**Work to complete:**
Quote every line of the items below word for word, with nothing added or left out.

**Records shown:**

------------------------------------------------------------------------

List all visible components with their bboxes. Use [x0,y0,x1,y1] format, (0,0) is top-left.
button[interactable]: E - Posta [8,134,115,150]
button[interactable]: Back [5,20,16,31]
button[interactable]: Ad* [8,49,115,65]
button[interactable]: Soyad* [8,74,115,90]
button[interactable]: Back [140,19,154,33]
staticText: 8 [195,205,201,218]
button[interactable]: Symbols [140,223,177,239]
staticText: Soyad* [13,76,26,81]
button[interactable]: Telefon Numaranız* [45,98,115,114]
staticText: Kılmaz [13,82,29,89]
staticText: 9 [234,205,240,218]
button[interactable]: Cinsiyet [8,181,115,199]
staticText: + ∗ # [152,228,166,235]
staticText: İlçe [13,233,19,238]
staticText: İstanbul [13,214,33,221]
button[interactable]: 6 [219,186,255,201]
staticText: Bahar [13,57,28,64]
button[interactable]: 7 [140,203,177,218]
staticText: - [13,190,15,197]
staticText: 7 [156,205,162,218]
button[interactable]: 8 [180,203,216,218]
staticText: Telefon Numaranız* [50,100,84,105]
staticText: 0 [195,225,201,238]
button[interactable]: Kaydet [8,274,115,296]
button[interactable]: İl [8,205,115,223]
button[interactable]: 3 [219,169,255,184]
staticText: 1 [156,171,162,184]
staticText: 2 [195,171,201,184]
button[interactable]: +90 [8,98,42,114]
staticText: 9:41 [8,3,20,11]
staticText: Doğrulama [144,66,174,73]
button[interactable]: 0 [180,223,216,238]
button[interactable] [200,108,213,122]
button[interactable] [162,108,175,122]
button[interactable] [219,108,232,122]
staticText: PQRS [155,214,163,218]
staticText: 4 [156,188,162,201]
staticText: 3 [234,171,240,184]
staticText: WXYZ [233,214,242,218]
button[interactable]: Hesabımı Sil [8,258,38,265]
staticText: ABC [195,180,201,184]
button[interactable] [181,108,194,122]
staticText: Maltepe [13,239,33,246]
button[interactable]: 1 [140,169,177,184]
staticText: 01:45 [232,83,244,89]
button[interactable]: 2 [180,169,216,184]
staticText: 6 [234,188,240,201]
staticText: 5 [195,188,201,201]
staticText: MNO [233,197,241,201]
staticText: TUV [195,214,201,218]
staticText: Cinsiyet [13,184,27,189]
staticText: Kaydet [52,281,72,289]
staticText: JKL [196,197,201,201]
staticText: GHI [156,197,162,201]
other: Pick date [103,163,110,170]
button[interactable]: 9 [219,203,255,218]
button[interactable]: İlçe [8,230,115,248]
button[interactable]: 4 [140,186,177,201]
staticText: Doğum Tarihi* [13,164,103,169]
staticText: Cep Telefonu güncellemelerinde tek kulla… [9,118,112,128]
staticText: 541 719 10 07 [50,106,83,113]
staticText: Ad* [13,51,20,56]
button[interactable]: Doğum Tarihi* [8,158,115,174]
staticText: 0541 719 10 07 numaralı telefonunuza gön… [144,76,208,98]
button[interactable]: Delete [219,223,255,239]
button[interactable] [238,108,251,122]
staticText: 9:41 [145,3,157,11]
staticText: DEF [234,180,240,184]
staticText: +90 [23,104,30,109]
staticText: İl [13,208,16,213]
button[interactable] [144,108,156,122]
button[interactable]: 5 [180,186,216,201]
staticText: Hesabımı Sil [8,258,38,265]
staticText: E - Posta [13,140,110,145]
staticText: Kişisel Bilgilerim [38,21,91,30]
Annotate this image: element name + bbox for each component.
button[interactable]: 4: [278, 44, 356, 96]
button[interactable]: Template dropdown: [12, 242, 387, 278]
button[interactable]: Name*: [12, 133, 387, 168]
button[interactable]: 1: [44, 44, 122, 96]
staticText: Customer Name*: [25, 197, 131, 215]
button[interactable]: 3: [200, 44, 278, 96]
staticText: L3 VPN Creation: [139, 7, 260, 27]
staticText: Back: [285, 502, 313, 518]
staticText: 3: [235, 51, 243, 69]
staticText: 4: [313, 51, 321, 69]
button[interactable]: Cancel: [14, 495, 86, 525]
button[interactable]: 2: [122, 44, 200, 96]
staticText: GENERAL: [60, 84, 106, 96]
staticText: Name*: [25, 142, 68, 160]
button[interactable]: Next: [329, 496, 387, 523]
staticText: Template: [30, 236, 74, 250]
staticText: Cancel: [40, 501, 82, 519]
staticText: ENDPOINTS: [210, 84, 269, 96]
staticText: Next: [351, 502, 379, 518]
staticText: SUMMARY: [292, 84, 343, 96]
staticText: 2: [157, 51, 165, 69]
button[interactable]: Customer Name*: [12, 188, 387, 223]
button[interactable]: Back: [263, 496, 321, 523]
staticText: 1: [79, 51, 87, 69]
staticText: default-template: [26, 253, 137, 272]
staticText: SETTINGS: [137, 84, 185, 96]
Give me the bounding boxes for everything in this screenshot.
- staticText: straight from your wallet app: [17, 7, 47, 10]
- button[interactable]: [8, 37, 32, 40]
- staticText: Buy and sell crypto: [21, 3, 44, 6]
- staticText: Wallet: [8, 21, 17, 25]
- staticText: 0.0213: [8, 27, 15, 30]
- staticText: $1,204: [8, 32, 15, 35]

------------------------------------------------------------------------

**Result of the exercise:**
List all visible components with their bboxes. Use [x0,y0,x1,y1] format, (0,0) is top-left.
button[interactable]: E - Posta [8,134,115,150]
button[interactable]: Back [5,20,16,31]
button[interactable]: Ad* [8,49,115,65]
button[interactable]: Soyad* [8,74,115,90]
button[interactable]: Back [140,19,154,33]
staticText: 8 [195,205,201,218]
button[interactable]: Symbols [140,223,177,239]
staticText: Soyad* [13,76,26,81]
button[interactable]: Telefon Numaranız* [45,98,115,114]
staticText: Kılmaz [13,82,29,89]
staticText: 9 [234,205,240,218]
button[interactable]: Cinsiyet [8,181,115,199]
staticText: + ∗ # [152,228,166,235]
staticText: İlçe [13,233,19,238]
staticText: İstanbul [13,214,33,221]
button[interactable]: 6 [219,186,255,201]
staticText: Bahar [13,57,28,64]
button[interactable]: 7 [140,203,177,218]
staticText: - [13,190,15,197]
staticText: 7 [156,205,162,218]
button[interactable]: 8 [180,203,216,218]
staticText: Telefon Numaranız* [50,100,84,105]
staticText: 0 [195,225,201,238]
button[interactable]: Kaydet [8,274,115,296]
button[interactable]: İl [8,205,115,223]
button[interactable]: 3 [219,169,255,184]
staticText: 1 [156,171,162,184]
staticText: 2 [195,171,201,184]
button[interactable]: +90 [8,98,42,114]
staticText: 9:41 [8,3,20,11]
staticText: Doğrulama [144,66,174,73]
button[interactable]: 0 [180,223,216,238]
button[interactable] [200,108,213,122]
button[interactable] [162,108,175,122]
button[interactable] [219,108,232,122]
staticText: PQRS [155,214,163,218]
staticText: 4 [156,188,162,201]
staticText: 3 [234,171,240,184]
staticText: WXYZ [233,214,242,218]
button[interactable]: Hesabımı Sil [8,258,38,265]
staticText: ABC [195,180,201,184]
button[interactable] [181,108,194,122]
staticText: Maltepe [13,239,33,246]
button[interactable]: 1 [140,169,177,184]
staticText: 01:45 [232,83,244,89]
button[interactable]: 2 [180,169,216,184]
staticText: 6 [234,188,240,201]
staticText: 5 [195,188,201,201]
staticText: MNO [233,197,241,201]
staticText: TUV [195,214,201,218]
staticText: Cinsiyet [13,184,27,189]
staticText: Kaydet [52,281,72,289]
staticText: JKL [196,197,201,201]
staticText: GHI [156,197,162,201]
other: Pick date [103,163,110,170]
button[interactable]: 9 [219,203,255,218]
button[interactable]: İlçe [8,230,115,248]
button[interactable]: 4 [140,186,177,201]
staticText: Doğum Tarihi* [13,164,103,169]
staticText: Cep Telefonu güncellemelerinde tek kulla… [9,118,112,128]
staticText: 541 719 10 07 [50,106,83,113]
staticText: Ad* [13,51,20,56]
button[interactable]: Doğum Tarihi* [8,158,115,174]
staticText: 0541 719 10 07 numaralı telefonunuza gön… [144,76,208,98]
button[interactable]: Delete [219,223,255,239]
button[interactable] [238,108,251,122]
staticText: 9:41 [145,3,157,11]
staticText: DEF [234,180,240,184]
staticText: +90 [23,104,30,109]
staticText: İl [13,208,16,213]
button[interactable] [144,108,156,122]
button[interactable]: 5 [180,186,216,201]
staticText: Hesabımı Sil [8,258,38,265]
staticText: E - Posta [13,140,110,145]
staticText: Kişisel Bilgilerim [38,21,91,30]
Annotate this image: element name + bbox for each component.
button[interactable]: 4: [278, 44, 356, 96]
button[interactable]: Template dropdown: [12, 242, 387, 278]
button[interactable]: Name*: [12, 133, 387, 168]
button[interactable]: 1: [44, 44, 122, 96]
staticText: Customer Name*: [25, 197, 131, 215]
button[interactable]: 3: [200, 44, 278, 96]
staticText: L3 VPN Creation: [139, 7, 260, 27]
staticText: Back: [285, 502, 313, 518]
staticText: 3: [235, 51, 243, 69]
staticText: 4: [313, 51, 321, 69]
button[interactable]: Cancel: [14, 495, 86, 525]
button[interactable]: 2: [122, 44, 200, 96]
staticText: GENERAL: [60, 84, 106, 96]
staticText: Name*: [25, 142, 68, 160]
button[interactable]: Next: [329, 496, 387, 523]
staticText: Template: [30, 236, 74, 250]
staticText: Cancel: [40, 501, 82, 519]
staticText: ENDPOINTS: [210, 84, 269, 96]
staticText: Next: [351, 502, 379, 518]
staticText: SUMMARY: [292, 84, 343, 96]
staticText: 2: [157, 51, 165, 69]
button[interactable]: Customer Name*: [12, 188, 387, 223]
button[interactable]: Back: [263, 496, 321, 523]
staticText: 1: [79, 51, 87, 69]
staticText: default-template: [26, 253, 137, 272]
staticText: SETTINGS: [137, 84, 185, 96]
Give me the bounding boxes for everything in this screenshot.
- staticText: straight from your wallet app: [17, 7, 47, 10]
- button[interactable]: [8, 37, 32, 40]
- staticText: Buy and sell crypto: [21, 3, 44, 6]
- staticText: Wallet: [8, 21, 17, 25]
- staticText: 0.0213: [8, 27, 15, 30]
- staticText: $1,204: [8, 32, 15, 35]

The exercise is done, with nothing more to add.